Exercise brief ▸ Retype each record below word for word. Leave the pictures out.
** START OF Input for this task **
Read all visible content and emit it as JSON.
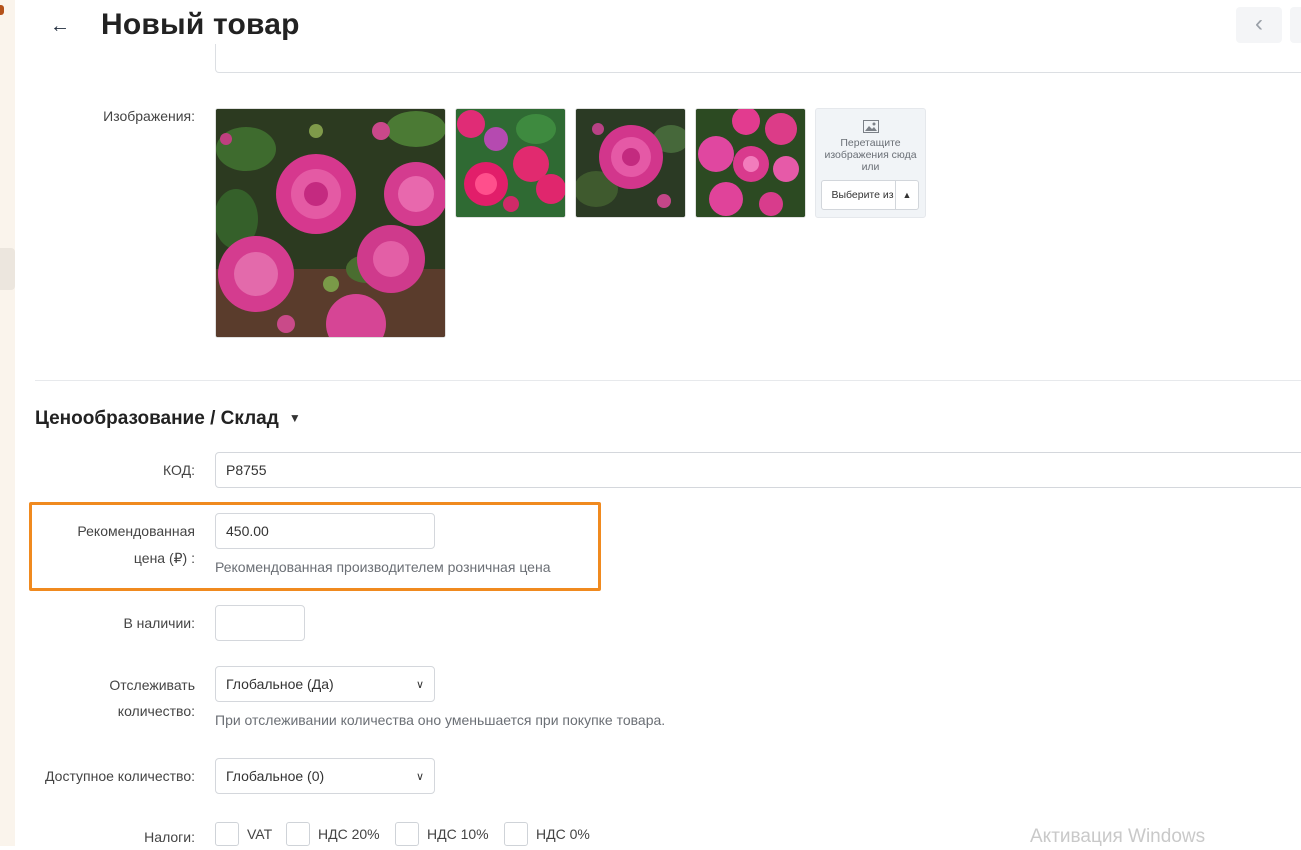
{
  "header": {
    "back_icon": "←",
    "title": "Новый товар",
    "prev_icon": "‹"
  },
  "images": {
    "label": "Изображения:",
    "dropzone": {
      "icon": "image-icon",
      "text": "Перетащите изображения сюда или",
      "button_label": "Выберите из",
      "button_caret": "▲"
    }
  },
  "pricing": {
    "section_title": "Ценообразование / Склад",
    "caret": "▼",
    "code": {
      "label": "КОД:",
      "value": "P8755"
    },
    "recommended_price": {
      "label_line1": "Рекомендованная",
      "label_line2": "цена (₽) :",
      "value": "450.00",
      "help": "Рекомендованная производителем розничная цена"
    },
    "in_stock": {
      "label": "В наличии:",
      "value": ""
    },
    "track_quantity": {
      "label_line1": "Отслеживать",
      "label_line2": "количество:",
      "value": "Глобальное (Да)",
      "help": "При отслеживании количества оно уменьшается при покупке товара."
    },
    "available_quantity": {
      "label": "Доступное количество:",
      "value": "Глобальное (0)"
    },
    "taxes": {
      "label": "Налоги:",
      "options": [
        "VAT",
        "НДС 20%",
        "НДС 10%",
        "НДС 0%"
      ]
    }
  },
  "colors": {
    "accent_highlight": "#f08a1f"
  },
  "system": {
    "watermark": "Активация Windows"
  }
}
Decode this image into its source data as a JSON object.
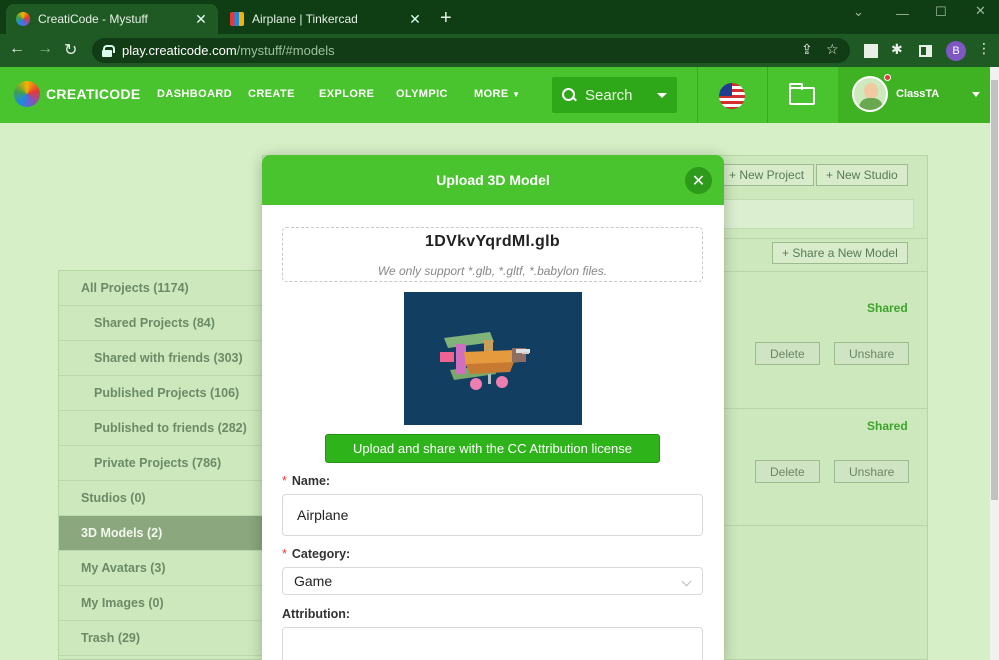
{
  "browser": {
    "tabs": [
      {
        "title": "CreatiCode - Mystuff",
        "active": true
      },
      {
        "title": "Airplane | Tinkercad",
        "active": false
      }
    ],
    "url_host": "play.creaticode.com",
    "url_path": "/mystuff/#models",
    "profile_initial": "B"
  },
  "header": {
    "logo_text": "CREATICODE",
    "nav": [
      "DASHBOARD",
      "CREATE",
      "EXPLORE",
      "OLYMPIC",
      "MORE"
    ],
    "search_placeholder": "Search",
    "username": "ClassTA"
  },
  "page": {
    "buttons": {
      "new_project": "+ New Project",
      "new_studio": "+ New Studio",
      "share_model": "+ Share a New Model"
    },
    "items": [
      {
        "status": "Shared",
        "delete_label": "Delete",
        "unshare_label": "Unshare"
      },
      {
        "status": "Shared",
        "delete_label": "Delete",
        "unshare_label": "Unshare"
      }
    ]
  },
  "sidebar": {
    "items": [
      {
        "label": "All Projects (1174)",
        "level": "top",
        "selected": false
      },
      {
        "label": "Shared Projects (84)",
        "level": "sub",
        "selected": false
      },
      {
        "label": "Shared with friends (303)",
        "level": "sub",
        "selected": false
      },
      {
        "label": "Published Projects (106)",
        "level": "sub",
        "selected": false
      },
      {
        "label": "Published to friends (282)",
        "level": "sub",
        "selected": false
      },
      {
        "label": "Private Projects (786)",
        "level": "sub",
        "selected": false
      },
      {
        "label": "Studios (0)",
        "level": "top",
        "selected": false
      },
      {
        "label": "3D Models (2)",
        "level": "top",
        "selected": true
      },
      {
        "label": "My Avatars (3)",
        "level": "top",
        "selected": false
      },
      {
        "label": "My Images (0)",
        "level": "top",
        "selected": false
      },
      {
        "label": "Trash (29)",
        "level": "top",
        "selected": false
      }
    ]
  },
  "modal": {
    "title": "Upload 3D Model",
    "file_name": "1DVkvYqrdMl.glb",
    "hint": "We only support *.glb, *.gltf, *.babylon files.",
    "upload_button": "Upload and share with the CC Attribution license",
    "name_label": "Name:",
    "name_value": "Airplane",
    "category_label": "Category:",
    "category_value": "Game",
    "attribution_label": "Attribution:",
    "attribution_value": ""
  },
  "colors": {
    "brand_green": "#49c32e",
    "button_green": "#2fb31b",
    "preview_bg": "#123e62"
  }
}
** END OF Input for this task **
Final result ▸
Read all visible content and emit it as JSON.
{
  "header": {
    "back_icon": "←",
    "title": "Новый товар",
    "prev_icon": "‹"
  },
  "images": {
    "label": "Изображения:",
    "dropzone": {
      "icon": "image-icon",
      "text": "Перетащите изображения сюда или",
      "button_label": "Выберите из",
      "button_caret": "▲"
    }
  },
  "pricing": {
    "section_title": "Ценообразование / Склад",
    "caret": "▼",
    "code": {
      "label": "КОД:",
      "value": "P8755"
    },
    "recommended_price": {
      "label_line1": "Рекомендованная",
      "label_line2": "цена (₽) :",
      "value": "450.00",
      "help": "Рекомендованная производителем розничная цена"
    },
    "in_stock": {
      "label": "В наличии:",
      "value": ""
    },
    "track_quantity": {
      "label_line1": "Отслеживать",
      "label_line2": "количество:",
      "value": "Глобальное (Да)",
      "help": "При отслеживании количества оно уменьшается при покупке товара."
    },
    "available_quantity": {
      "label": "Доступное количество:",
      "value": "Глобальное (0)"
    },
    "taxes": {
      "label": "Налоги:",
      "options": [
        "VAT",
        "НДС 20%",
        "НДС 10%",
        "НДС 0%"
      ]
    }
  },
  "colors": {
    "accent_highlight": "#f08a1f"
  },
  "system": {
    "watermark": "Активация Windows"
  }
}
Decode this image into its source data as a JSON object.
{
  "browser": {
    "tabs": [
      {
        "title": "CreatiCode - Mystuff",
        "active": true
      },
      {
        "title": "Airplane | Tinkercad",
        "active": false
      }
    ],
    "url_host": "play.creaticode.com",
    "url_path": "/mystuff/#models",
    "profile_initial": "B"
  },
  "header": {
    "logo_text": "CREATICODE",
    "nav": [
      "DASHBOARD",
      "CREATE",
      "EXPLORE",
      "OLYMPIC",
      "MORE"
    ],
    "search_placeholder": "Search",
    "username": "ClassTA"
  },
  "page": {
    "buttons": {
      "new_project": "+ New Project",
      "new_studio": "+ New Studio",
      "share_model": "+ Share a New Model"
    },
    "items": [
      {
        "status": "Shared",
        "delete_label": "Delete",
        "unshare_label": "Unshare"
      },
      {
        "status": "Shared",
        "delete_label": "Delete",
        "unshare_label": "Unshare"
      }
    ]
  },
  "sidebar": {
    "items": [
      {
        "label": "All Projects (1174)",
        "level": "top",
        "selected": false
      },
      {
        "label": "Shared Projects (84)",
        "level": "sub",
        "selected": false
      },
      {
        "label": "Shared with friends (303)",
        "level": "sub",
        "selected": false
      },
      {
        "label": "Published Projects (106)",
        "level": "sub",
        "selected": false
      },
      {
        "label": "Published to friends (282)",
        "level": "sub",
        "selected": false
      },
      {
        "label": "Private Projects (786)",
        "level": "sub",
        "selected": false
      },
      {
        "label": "Studios (0)",
        "level": "top",
        "selected": false
      },
      {
        "label": "3D Models (2)",
        "level": "top",
        "selected": true
      },
      {
        "label": "My Avatars (3)",
        "level": "top",
        "selected": false
      },
      {
        "label": "My Images (0)",
        "level": "top",
        "selected": false
      },
      {
        "label": "Trash (29)",
        "level": "top",
        "selected": false
      }
    ]
  },
  "modal": {
    "title": "Upload 3D Model",
    "file_name": "1DVkvYqrdMl.glb",
    "hint": "We only support *.glb, *.gltf, *.babylon files.",
    "upload_button": "Upload and share with the CC Attribution license",
    "name_label": "Name:",
    "name_value": "Airplane",
    "category_label": "Category:",
    "category_value": "Game",
    "attribution_label": "Attribution:",
    "attribution_value": ""
  },
  "colors": {
    "brand_green": "#49c32e",
    "button_green": "#2fb31b",
    "preview_bg": "#123e62"
  }
}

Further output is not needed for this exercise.